Word for word, retype every entry in the listing.

Exercise inputs ::
.....
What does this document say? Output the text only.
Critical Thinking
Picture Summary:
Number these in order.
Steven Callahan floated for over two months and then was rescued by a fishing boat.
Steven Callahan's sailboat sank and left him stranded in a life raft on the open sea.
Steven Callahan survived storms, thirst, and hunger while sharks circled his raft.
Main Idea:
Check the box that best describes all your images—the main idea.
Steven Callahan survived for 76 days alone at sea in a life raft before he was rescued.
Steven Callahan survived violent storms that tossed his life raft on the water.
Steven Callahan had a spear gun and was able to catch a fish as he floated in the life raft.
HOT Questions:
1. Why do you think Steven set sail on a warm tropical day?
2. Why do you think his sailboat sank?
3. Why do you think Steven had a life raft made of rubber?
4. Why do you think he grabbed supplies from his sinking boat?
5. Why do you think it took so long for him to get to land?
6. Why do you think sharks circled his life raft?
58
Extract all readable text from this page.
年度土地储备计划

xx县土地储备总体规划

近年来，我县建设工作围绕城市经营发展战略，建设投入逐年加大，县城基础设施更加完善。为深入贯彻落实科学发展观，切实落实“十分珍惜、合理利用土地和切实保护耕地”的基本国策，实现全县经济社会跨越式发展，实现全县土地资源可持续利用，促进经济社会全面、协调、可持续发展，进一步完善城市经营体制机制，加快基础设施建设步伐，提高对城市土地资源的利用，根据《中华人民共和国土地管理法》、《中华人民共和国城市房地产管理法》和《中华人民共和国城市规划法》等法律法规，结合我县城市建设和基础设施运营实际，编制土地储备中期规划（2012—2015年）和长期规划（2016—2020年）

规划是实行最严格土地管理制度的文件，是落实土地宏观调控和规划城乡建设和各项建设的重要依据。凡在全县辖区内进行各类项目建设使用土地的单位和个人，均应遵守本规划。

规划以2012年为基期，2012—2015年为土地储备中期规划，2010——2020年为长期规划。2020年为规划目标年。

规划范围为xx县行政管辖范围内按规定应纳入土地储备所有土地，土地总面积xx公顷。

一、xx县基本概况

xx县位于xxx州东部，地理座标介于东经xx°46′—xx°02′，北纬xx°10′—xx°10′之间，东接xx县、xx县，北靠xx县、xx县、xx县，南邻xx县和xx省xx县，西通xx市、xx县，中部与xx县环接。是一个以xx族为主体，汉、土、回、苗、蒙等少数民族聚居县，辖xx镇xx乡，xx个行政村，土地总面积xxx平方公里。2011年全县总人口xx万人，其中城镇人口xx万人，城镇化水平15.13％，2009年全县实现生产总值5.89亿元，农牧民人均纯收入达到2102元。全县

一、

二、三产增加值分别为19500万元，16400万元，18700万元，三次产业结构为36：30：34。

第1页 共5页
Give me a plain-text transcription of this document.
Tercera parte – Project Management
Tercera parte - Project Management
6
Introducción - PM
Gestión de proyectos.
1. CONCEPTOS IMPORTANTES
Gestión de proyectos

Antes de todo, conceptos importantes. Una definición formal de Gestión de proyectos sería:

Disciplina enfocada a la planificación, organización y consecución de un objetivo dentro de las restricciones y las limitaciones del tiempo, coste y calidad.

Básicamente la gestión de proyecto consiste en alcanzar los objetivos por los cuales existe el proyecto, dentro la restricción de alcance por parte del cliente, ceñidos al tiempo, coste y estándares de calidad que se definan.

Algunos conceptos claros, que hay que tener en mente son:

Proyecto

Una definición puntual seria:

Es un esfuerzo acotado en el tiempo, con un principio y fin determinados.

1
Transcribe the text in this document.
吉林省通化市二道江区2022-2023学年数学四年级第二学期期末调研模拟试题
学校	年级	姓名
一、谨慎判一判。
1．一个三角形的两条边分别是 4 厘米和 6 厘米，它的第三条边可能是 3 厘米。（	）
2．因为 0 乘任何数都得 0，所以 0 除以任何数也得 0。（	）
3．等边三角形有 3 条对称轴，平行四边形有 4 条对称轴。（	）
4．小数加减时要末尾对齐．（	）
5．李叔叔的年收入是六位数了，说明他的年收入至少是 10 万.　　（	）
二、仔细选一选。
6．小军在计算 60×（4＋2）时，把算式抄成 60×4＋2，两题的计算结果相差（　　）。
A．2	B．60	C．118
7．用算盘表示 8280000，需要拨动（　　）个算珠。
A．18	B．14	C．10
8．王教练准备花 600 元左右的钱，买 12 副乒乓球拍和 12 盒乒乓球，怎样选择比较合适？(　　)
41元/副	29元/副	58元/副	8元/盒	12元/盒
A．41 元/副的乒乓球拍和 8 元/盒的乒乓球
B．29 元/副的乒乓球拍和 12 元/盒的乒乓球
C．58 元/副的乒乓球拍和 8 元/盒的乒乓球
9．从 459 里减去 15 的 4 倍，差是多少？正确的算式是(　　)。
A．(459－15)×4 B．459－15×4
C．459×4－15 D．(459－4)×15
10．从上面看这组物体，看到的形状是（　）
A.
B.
.....
Solution to the exercise ::
What does this document say? Output the text only.
Critical Thinking
Picture Summary:
Number these in order.
Steven Callahan floated for over two months and then was rescued by a fishing boat.
Steven Callahan's sailboat sank and left him stranded in a life raft on the open sea.
Steven Callahan survived storms, thirst, and hunger while sharks circled his raft.
Main Idea:
Check the box that best describes all your images—the main idea.
Steven Callahan survived for 76 days alone at sea in a life raft before he was rescued.
Steven Callahan survived violent storms that tossed his life raft on the water.
Steven Callahan had a spear gun and was able to catch a fish as he floated in the life raft.
HOT Questions:
1. Why do you think Steven set sail on a warm tropical day?
2. Why do you think his sailboat sank?
3. Why do you think Steven had a life raft made of rubber?
4. Why do you think he grabbed supplies from his sinking boat?
5. Why do you think it took so long for him to get to land?
6. Why do you think sharks circled his life raft?
58
Extract all readable text from this page.
年度土地储备计划

xx县土地储备总体规划

近年来，我县建设工作围绕城市经营发展战略，建设投入逐年加大，县城基础设施更加完善。为深入贯彻落实科学发展观，切实落实“十分珍惜、合理利用土地和切实保护耕地”的基本国策，实现全县经济社会跨越式发展，实现全县土地资源可持续利用，促进经济社会全面、协调、可持续发展，进一步完善城市经营体制机制，加快基础设施建设步伐，提高对城市土地资源的利用，根据《中华人民共和国土地管理法》、《中华人民共和国城市房地产管理法》和《中华人民共和国城市规划法》等法律法规，结合我县城市建设和基础设施运营实际，编制土地储备中期规划（2012—2015年）和长期规划（2016—2020年）

规划是实行最严格土地管理制度的文件，是落实土地宏观调控和规划城乡建设和各项建设的重要依据。凡在全县辖区内进行各类项目建设使用土地的单位和个人，均应遵守本规划。

规划以2012年为基期，2012—2015年为土地储备中期规划，2010——2020年为长期规划。2020年为规划目标年。

规划范围为xx县行政管辖范围内按规定应纳入土地储备所有土地，土地总面积xx公顷。

一、xx县基本概况

xx县位于xxx州东部，地理座标介于东经xx°46′—xx°02′，北纬xx°10′—xx°10′之间，东接xx县、xx县，北靠xx县、xx县、xx县，南邻xx县和xx省xx县，西通xx市、xx县，中部与xx县环接。是一个以xx族为主体，汉、土、回、苗、蒙等少数民族聚居县，辖xx镇xx乡，xx个行政村，土地总面积xxx平方公里。2011年全县总人口xx万人，其中城镇人口xx万人，城镇化水平15.13％，2009年全县实现生产总值5.89亿元，农牧民人均纯收入达到2102元。全县

一、

二、三产增加值分别为19500万元，16400万元，18700万元，三次产业结构为36：30：34。

第1页 共5页
Give me a plain-text transcription of this document.
Tercera parte – Project Management
Tercera parte - Project Management
6
Introducción - PM
Gestión de proyectos.
1. CONCEPTOS IMPORTANTES
Gestión de proyectos

Antes de todo, conceptos importantes. Una definición formal de Gestión de proyectos sería:

Disciplina enfocada a la planificación, organización y consecución de un objetivo dentro de las restricciones y las limitaciones del tiempo, coste y calidad.

Básicamente la gestión de proyecto consiste en alcanzar los objetivos por los cuales existe el proyecto, dentro la restricción de alcance por parte del cliente, ceñidos al tiempo, coste y estándares de calidad que se definan.

Algunos conceptos claros, que hay que tener en mente son:

Proyecto

Una definición puntual seria:

Es un esfuerzo acotado en el tiempo, con un principio y fin determinados.

1
Transcribe the text in this document.
吉林省通化市二道江区2022-2023学年数学四年级第二学期期末调研模拟试题
学校	年级	姓名
一、谨慎判一判。
1．一个三角形的两条边分别是 4 厘米和 6 厘米，它的第三条边可能是 3 厘米。（	）
2．因为 0 乘任何数都得 0，所以 0 除以任何数也得 0。（	）
3．等边三角形有 3 条对称轴，平行四边形有 4 条对称轴。（	）
4．小数加减时要末尾对齐．（	）
5．李叔叔的年收入是六位数了，说明他的年收入至少是 10 万.　　（	）
二、仔细选一选。
6．小军在计算 60×（4＋2）时，把算式抄成 60×4＋2，两题的计算结果相差（　　）。
A．2	B．60	C．118
7．用算盘表示 8280000，需要拨动（　　）个算珠。
A．18	B．14	C．10
8．王教练准备花 600 元左右的钱，买 12 副乒乓球拍和 12 盒乒乓球，怎样选择比较合适？(　　)
41元/副	29元/副	58元/副	8元/盒	12元/盒
A．41 元/副的乒乓球拍和 8 元/盒的乒乓球
B．29 元/副的乒乓球拍和 12 元/盒的乒乓球
C．58 元/副的乒乓球拍和 8 元/盒的乒乓球
9．从 459 里减去 15 的 4 倍，差是多少？正确的算式是(　　)。
A．(459－15)×4 B．459－15×4
C．459×4－15 D．(459－4)×15
10．从上面看这组物体，看到的形状是（　）
A.
B.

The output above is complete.